A run of records:
+--
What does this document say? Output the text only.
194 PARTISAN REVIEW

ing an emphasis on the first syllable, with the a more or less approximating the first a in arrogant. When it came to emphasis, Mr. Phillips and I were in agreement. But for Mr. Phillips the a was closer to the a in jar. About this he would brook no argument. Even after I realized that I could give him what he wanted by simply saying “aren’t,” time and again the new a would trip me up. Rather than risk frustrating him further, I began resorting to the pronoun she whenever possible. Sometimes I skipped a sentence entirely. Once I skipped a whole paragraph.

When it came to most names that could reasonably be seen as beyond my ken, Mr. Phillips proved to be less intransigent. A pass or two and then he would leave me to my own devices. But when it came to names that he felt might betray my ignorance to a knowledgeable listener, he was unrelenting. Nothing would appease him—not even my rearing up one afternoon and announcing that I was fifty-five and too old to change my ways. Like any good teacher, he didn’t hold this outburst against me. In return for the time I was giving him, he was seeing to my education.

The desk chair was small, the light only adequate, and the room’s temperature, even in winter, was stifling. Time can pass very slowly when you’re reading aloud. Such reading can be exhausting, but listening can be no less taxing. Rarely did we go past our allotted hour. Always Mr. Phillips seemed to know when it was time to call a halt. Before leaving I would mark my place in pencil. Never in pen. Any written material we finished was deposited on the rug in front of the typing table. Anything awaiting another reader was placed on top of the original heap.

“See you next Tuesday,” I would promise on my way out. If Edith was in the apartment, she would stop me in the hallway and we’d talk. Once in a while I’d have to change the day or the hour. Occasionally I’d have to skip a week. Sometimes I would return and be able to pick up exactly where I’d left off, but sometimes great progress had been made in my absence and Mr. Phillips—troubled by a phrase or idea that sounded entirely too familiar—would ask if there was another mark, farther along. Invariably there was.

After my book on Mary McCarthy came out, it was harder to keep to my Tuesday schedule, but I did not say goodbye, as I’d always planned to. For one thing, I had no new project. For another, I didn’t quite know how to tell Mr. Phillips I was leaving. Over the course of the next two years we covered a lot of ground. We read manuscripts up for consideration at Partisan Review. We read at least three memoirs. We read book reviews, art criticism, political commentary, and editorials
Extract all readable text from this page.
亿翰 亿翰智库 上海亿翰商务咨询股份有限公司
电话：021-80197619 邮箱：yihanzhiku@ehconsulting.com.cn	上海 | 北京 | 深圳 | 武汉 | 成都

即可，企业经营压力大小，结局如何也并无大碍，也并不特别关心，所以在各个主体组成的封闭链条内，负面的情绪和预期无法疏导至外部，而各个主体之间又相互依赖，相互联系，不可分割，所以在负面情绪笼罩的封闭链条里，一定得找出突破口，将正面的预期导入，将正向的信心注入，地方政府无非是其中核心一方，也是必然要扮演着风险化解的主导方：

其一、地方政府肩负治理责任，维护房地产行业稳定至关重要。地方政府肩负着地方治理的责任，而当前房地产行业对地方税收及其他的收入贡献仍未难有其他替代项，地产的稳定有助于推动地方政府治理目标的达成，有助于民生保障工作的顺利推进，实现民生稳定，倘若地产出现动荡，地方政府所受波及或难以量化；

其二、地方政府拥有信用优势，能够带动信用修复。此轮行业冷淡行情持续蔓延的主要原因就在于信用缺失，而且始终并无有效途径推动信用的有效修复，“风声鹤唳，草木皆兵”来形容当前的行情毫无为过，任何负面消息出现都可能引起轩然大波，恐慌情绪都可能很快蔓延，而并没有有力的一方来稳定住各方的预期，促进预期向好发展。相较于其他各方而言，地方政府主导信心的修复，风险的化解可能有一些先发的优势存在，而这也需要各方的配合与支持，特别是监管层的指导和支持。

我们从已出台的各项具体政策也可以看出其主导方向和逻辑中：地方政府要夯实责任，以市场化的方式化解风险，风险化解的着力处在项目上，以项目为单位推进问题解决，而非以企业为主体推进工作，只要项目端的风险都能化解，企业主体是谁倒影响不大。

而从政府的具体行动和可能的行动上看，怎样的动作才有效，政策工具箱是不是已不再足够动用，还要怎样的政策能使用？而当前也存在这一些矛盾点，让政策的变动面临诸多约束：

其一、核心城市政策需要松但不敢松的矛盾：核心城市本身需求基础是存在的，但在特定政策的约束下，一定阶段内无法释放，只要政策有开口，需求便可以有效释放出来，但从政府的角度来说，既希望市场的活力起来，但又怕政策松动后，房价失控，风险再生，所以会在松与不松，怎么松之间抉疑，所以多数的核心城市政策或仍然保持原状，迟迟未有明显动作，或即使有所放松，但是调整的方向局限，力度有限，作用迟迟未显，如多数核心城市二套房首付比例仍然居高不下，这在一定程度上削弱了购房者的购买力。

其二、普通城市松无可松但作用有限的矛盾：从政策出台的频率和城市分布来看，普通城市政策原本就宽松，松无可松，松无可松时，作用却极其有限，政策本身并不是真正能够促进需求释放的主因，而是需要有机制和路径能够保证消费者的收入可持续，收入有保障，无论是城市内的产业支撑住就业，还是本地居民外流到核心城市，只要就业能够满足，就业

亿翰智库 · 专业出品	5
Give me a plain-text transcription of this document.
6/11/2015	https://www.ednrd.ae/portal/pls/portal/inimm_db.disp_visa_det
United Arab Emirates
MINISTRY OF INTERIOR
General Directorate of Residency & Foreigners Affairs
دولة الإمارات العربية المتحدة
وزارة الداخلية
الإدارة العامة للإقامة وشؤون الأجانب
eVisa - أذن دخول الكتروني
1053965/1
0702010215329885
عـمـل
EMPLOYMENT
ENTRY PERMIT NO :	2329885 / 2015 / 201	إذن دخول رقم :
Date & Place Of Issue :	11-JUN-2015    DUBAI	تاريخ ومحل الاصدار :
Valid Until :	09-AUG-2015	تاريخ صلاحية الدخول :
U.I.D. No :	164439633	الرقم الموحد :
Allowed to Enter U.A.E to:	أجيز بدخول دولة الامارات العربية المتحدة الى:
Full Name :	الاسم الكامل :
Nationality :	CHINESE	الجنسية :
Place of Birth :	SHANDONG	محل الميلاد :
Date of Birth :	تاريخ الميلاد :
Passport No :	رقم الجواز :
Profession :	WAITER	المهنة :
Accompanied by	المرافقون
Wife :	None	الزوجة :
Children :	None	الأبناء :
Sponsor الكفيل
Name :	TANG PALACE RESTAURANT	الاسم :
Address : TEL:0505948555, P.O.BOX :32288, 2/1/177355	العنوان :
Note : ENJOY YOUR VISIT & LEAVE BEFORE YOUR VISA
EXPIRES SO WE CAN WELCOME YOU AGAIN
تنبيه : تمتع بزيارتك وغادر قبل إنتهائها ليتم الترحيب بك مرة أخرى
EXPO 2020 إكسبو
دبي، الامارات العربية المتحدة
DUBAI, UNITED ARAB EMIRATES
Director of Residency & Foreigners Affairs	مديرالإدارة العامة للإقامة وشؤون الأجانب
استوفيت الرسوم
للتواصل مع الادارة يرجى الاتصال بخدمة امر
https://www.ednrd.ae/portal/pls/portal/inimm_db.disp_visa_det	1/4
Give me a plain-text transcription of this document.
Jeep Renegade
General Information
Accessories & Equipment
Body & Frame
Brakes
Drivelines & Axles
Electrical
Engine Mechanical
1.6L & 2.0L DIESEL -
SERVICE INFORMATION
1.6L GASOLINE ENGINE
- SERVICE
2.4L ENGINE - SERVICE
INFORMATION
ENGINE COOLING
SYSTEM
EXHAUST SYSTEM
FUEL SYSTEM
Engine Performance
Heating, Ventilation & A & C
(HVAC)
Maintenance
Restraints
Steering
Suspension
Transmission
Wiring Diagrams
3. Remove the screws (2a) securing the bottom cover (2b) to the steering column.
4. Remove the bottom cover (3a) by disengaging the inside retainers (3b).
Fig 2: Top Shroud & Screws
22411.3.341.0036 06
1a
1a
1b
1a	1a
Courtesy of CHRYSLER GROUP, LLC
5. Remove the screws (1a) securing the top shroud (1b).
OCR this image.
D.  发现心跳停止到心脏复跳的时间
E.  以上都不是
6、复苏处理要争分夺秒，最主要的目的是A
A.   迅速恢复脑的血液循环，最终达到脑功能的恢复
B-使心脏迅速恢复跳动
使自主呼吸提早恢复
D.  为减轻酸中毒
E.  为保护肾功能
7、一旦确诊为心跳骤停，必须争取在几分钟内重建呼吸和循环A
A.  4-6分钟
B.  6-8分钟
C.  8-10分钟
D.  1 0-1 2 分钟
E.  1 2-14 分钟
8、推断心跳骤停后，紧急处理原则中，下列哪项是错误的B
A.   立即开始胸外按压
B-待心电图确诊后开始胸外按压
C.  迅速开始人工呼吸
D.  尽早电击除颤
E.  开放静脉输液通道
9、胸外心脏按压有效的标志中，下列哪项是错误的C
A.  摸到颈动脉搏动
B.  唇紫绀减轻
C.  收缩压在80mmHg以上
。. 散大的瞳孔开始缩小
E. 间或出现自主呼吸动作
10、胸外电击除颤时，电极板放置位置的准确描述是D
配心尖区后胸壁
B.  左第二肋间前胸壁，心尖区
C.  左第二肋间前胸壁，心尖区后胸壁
+--
Look above for the line containing "OCR this image."; copy from it through the last line, exactly, and nothing more.

▸ Solved problem
OCR this image.
D.  发现心跳停止到心脏复跳的时间
E.  以上都不是
6、复苏处理要争分夺秒，最主要的目的是A
A.   迅速恢复脑的血液循环，最终达到脑功能的恢复
B-使心脏迅速恢复跳动
使自主呼吸提早恢复
D.  为减轻酸中毒
E.  为保护肾功能
7、一旦确诊为心跳骤停，必须争取在几分钟内重建呼吸和循环A
A.  4-6分钟
B.  6-8分钟
C.  8-10分钟
D.  1 0-1 2 分钟
E.  1 2-14 分钟
8、推断心跳骤停后，紧急处理原则中，下列哪项是错误的B
A.   立即开始胸外按压
B-待心电图确诊后开始胸外按压
C.  迅速开始人工呼吸
D.  尽早电击除颤
E.  开放静脉输液通道
9、胸外心脏按压有效的标志中，下列哪项是错误的C
A.  摸到颈动脉搏动
B.  唇紫绀减轻
C.  收缩压在80mmHg以上
。. 散大的瞳孔开始缩小
E. 间或出现自主呼吸动作
10、胸外电击除颤时，电极板放置位置的准确描述是D
配心尖区后胸壁
B.  左第二肋间前胸壁，心尖区
C.  左第二肋间前胸壁，心尖区后胸壁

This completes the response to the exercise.